Supplied material:
Begin
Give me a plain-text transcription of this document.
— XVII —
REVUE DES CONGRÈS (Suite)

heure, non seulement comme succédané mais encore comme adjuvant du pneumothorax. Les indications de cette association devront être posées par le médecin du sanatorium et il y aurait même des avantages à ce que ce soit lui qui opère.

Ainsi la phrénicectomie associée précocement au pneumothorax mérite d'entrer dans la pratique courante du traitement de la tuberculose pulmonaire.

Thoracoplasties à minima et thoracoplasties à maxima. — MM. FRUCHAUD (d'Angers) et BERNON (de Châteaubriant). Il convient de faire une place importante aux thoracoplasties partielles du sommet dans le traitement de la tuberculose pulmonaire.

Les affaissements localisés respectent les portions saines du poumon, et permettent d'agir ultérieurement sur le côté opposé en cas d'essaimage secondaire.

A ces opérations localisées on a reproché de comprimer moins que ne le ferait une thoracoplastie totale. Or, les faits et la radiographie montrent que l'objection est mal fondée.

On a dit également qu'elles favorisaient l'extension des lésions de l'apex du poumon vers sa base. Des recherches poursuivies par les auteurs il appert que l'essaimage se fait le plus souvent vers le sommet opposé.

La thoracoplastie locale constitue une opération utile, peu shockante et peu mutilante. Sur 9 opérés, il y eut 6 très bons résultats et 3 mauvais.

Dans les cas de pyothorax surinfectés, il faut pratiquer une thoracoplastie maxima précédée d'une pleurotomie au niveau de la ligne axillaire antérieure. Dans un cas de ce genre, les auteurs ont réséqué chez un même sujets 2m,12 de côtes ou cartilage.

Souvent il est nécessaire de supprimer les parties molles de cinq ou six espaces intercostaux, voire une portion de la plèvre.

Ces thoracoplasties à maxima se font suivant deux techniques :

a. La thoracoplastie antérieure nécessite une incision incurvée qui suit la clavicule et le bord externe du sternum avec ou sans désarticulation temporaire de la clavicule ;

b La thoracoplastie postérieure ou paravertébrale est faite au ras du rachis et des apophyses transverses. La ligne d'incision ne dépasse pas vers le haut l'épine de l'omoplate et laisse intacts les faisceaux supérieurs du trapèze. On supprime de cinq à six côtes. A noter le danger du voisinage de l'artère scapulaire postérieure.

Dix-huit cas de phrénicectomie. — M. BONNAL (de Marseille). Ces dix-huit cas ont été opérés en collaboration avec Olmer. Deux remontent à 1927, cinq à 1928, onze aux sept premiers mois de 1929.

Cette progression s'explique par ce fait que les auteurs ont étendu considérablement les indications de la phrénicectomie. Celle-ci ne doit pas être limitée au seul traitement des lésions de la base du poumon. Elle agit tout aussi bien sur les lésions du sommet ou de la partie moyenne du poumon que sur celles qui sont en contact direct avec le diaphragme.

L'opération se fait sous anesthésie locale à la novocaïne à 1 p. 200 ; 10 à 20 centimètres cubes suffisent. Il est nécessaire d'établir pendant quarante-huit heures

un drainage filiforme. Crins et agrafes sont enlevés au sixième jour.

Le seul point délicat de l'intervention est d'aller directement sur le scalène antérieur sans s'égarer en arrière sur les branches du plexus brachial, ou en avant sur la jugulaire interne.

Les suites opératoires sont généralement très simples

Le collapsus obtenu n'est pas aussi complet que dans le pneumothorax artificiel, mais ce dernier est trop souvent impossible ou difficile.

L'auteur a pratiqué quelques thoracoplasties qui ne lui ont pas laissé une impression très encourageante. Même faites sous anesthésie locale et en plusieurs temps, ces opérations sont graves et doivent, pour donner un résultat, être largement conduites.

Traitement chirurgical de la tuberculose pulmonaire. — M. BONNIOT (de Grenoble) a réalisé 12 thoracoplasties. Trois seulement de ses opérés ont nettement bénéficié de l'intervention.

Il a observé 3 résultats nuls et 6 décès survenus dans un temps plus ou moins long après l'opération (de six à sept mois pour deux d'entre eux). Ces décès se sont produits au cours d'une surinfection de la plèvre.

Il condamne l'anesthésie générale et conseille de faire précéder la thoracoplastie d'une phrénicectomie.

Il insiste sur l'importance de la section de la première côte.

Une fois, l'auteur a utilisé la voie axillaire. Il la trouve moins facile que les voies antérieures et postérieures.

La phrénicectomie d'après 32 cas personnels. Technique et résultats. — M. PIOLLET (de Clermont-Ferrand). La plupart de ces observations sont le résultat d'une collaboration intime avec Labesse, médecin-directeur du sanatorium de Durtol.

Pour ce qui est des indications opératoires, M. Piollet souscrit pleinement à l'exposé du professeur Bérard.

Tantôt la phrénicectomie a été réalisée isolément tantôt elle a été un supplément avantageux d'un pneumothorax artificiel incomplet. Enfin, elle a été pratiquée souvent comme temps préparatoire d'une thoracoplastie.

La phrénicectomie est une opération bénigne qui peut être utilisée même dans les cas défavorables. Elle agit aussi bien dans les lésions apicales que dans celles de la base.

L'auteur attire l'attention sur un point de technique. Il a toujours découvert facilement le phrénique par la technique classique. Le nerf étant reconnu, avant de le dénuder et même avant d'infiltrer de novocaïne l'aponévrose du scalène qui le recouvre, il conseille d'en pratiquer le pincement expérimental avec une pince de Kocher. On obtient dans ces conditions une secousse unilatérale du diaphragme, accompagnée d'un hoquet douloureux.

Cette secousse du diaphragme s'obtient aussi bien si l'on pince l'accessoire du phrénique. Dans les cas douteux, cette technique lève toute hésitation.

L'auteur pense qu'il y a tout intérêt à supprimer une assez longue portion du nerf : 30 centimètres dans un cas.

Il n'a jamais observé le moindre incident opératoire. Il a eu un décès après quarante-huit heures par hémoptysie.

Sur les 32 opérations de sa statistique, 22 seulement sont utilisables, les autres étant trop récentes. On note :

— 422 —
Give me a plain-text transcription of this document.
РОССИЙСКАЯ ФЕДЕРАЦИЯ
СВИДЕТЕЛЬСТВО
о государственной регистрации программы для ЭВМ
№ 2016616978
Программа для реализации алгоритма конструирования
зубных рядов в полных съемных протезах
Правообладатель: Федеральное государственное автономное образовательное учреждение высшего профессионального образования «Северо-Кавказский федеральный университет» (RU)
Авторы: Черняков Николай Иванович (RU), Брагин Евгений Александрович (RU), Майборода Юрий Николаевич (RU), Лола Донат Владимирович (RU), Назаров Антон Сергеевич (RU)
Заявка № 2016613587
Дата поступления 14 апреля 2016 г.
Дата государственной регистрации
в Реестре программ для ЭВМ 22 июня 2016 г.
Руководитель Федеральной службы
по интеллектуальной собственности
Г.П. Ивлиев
End
Exercise: Return each line of the records above exactly as it reads.

Result for this task:
Give me a plain-text transcription of this document.
— XVII —
REVUE DES CONGRÈS (Suite)

heure, non seulement comme succédané mais encore comme adjuvant du pneumothorax. Les indications de cette association devront être posées par le médecin du sanatorium et il y aurait même des avantages à ce que ce soit lui qui opère.

Ainsi la phrénicectomie associée précocement au pneumothorax mérite d'entrer dans la pratique courante du traitement de la tuberculose pulmonaire.

Thoracoplasties à minima et thoracoplasties à maxima. — MM. FRUCHAUD (d'Angers) et BERNON (de Châteaubriant). Il convient de faire une place importante aux thoracoplasties partielles du sommet dans le traitement de la tuberculose pulmonaire.

Les affaissements localisés respectent les portions saines du poumon, et permettent d'agir ultérieurement sur le côté opposé en cas d'essaimage secondaire.

A ces opérations localisées on a reproché de comprimer moins que ne le ferait une thoracoplastie totale. Or, les faits et la radiographie montrent que l'objection est mal fondée.

On a dit également qu'elles favorisaient l'extension des lésions de l'apex du poumon vers sa base. Des recherches poursuivies par les auteurs il appert que l'essaimage se fait le plus souvent vers le sommet opposé.

La thoracoplastie locale constitue une opération utile, peu shockante et peu mutilante. Sur 9 opérés, il y eut 6 très bons résultats et 3 mauvais.

Dans les cas de pyothorax surinfectés, il faut pratiquer une thoracoplastie maxima précédée d'une pleurotomie au niveau de la ligne axillaire antérieure. Dans un cas de ce genre, les auteurs ont réséqué chez un même sujets 2m,12 de côtes ou cartilage.

Souvent il est nécessaire de supprimer les parties molles de cinq ou six espaces intercostaux, voire une portion de la plèvre.

Ces thoracoplasties à maxima se font suivant deux techniques :

a. La thoracoplastie antérieure nécessite une incision incurvée qui suit la clavicule et le bord externe du sternum avec ou sans désarticulation temporaire de la clavicule ;

b La thoracoplastie postérieure ou paravertébrale est faite au ras du rachis et des apophyses transverses. La ligne d'incision ne dépasse pas vers le haut l'épine de l'omoplate et laisse intacts les faisceaux supérieurs du trapèze. On supprime de cinq à six côtes. A noter le danger du voisinage de l'artère scapulaire postérieure.

Dix-huit cas de phrénicectomie. — M. BONNAL (de Marseille). Ces dix-huit cas ont été opérés en collaboration avec Olmer. Deux remontent à 1927, cinq à 1928, onze aux sept premiers mois de 1929.

Cette progression s'explique par ce fait que les auteurs ont étendu considérablement les indications de la phrénicectomie. Celle-ci ne doit pas être limitée au seul traitement des lésions de la base du poumon. Elle agit tout aussi bien sur les lésions du sommet ou de la partie moyenne du poumon que sur celles qui sont en contact direct avec le diaphragme.

L'opération se fait sous anesthésie locale à la novocaïne à 1 p. 200 ; 10 à 20 centimètres cubes suffisent. Il est nécessaire d'établir pendant quarante-huit heures

un drainage filiforme. Crins et agrafes sont enlevés au sixième jour.

Le seul point délicat de l'intervention est d'aller directement sur le scalène antérieur sans s'égarer en arrière sur les branches du plexus brachial, ou en avant sur la jugulaire interne.

Les suites opératoires sont généralement très simples

Le collapsus obtenu n'est pas aussi complet que dans le pneumothorax artificiel, mais ce dernier est trop souvent impossible ou difficile.

L'auteur a pratiqué quelques thoracoplasties qui ne lui ont pas laissé une impression très encourageante. Même faites sous anesthésie locale et en plusieurs temps, ces opérations sont graves et doivent, pour donner un résultat, être largement conduites.

Traitement chirurgical de la tuberculose pulmonaire. — M. BONNIOT (de Grenoble) a réalisé 12 thoracoplasties. Trois seulement de ses opérés ont nettement bénéficié de l'intervention.

Il a observé 3 résultats nuls et 6 décès survenus dans un temps plus ou moins long après l'opération (de six à sept mois pour deux d'entre eux). Ces décès se sont produits au cours d'une surinfection de la plèvre.

Il condamne l'anesthésie générale et conseille de faire précéder la thoracoplastie d'une phrénicectomie.

Il insiste sur l'importance de la section de la première côte.

Une fois, l'auteur a utilisé la voie axillaire. Il la trouve moins facile que les voies antérieures et postérieures.

La phrénicectomie d'après 32 cas personnels. Technique et résultats. — M. PIOLLET (de Clermont-Ferrand). La plupart de ces observations sont le résultat d'une collaboration intime avec Labesse, médecin-directeur du sanatorium de Durtol.

Pour ce qui est des indications opératoires, M. Piollet souscrit pleinement à l'exposé du professeur Bérard.

Tantôt la phrénicectomie a été réalisée isolément tantôt elle a été un supplément avantageux d'un pneumothorax artificiel incomplet. Enfin, elle a été pratiquée souvent comme temps préparatoire d'une thoracoplastie.

La phrénicectomie est une opération bénigne qui peut être utilisée même dans les cas défavorables. Elle agit aussi bien dans les lésions apicales que dans celles de la base.

L'auteur attire l'attention sur un point de technique. Il a toujours découvert facilement le phrénique par la technique classique. Le nerf étant reconnu, avant de le dénuder et même avant d'infiltrer de novocaïne l'aponévrose du scalène qui le recouvre, il conseille d'en pratiquer le pincement expérimental avec une pince de Kocher. On obtient dans ces conditions une secousse unilatérale du diaphragme, accompagnée d'un hoquet douloureux.

Cette secousse du diaphragme s'obtient aussi bien si l'on pince l'accessoire du phrénique. Dans les cas douteux, cette technique lève toute hésitation.

L'auteur pense qu'il y a tout intérêt à supprimer une assez longue portion du nerf : 30 centimètres dans un cas.

Il n'a jamais observé le moindre incident opératoire. Il a eu un décès après quarante-huit heures par hémoptysie.

Sur les 32 opérations de sa statistique, 22 seulement sont utilisables, les autres étant trop récentes. On note :

— 422 —
Give me a plain-text transcription of this document.
РОССИЙСКАЯ ФЕДЕРАЦИЯ
СВИДЕТЕЛЬСТВО
о государственной регистрации программы для ЭВМ
№ 2016616978
Программа для реализации алгоритма конструирования
зубных рядов в полных съемных протезах
Правообладатель: Федеральное государственное автономное образовательное учреждение высшего профессионального образования «Северо-Кавказский федеральный университет» (RU)
Авторы: Черняков Николай Иванович (RU), Брагин Евгений Александрович (RU), Майборода Юрий Николаевич (RU), Лола Донат Владимирович (RU), Назаров Антон Сергеевич (RU)
Заявка № 2016613587
Дата поступления 14 апреля 2016 г.
Дата государственной регистрации
в Реестре программ для ЭВМ 22 июня 2016 г.
Руководитель Федеральной службы
по интеллектуальной собственности
Г.П. Ивлиев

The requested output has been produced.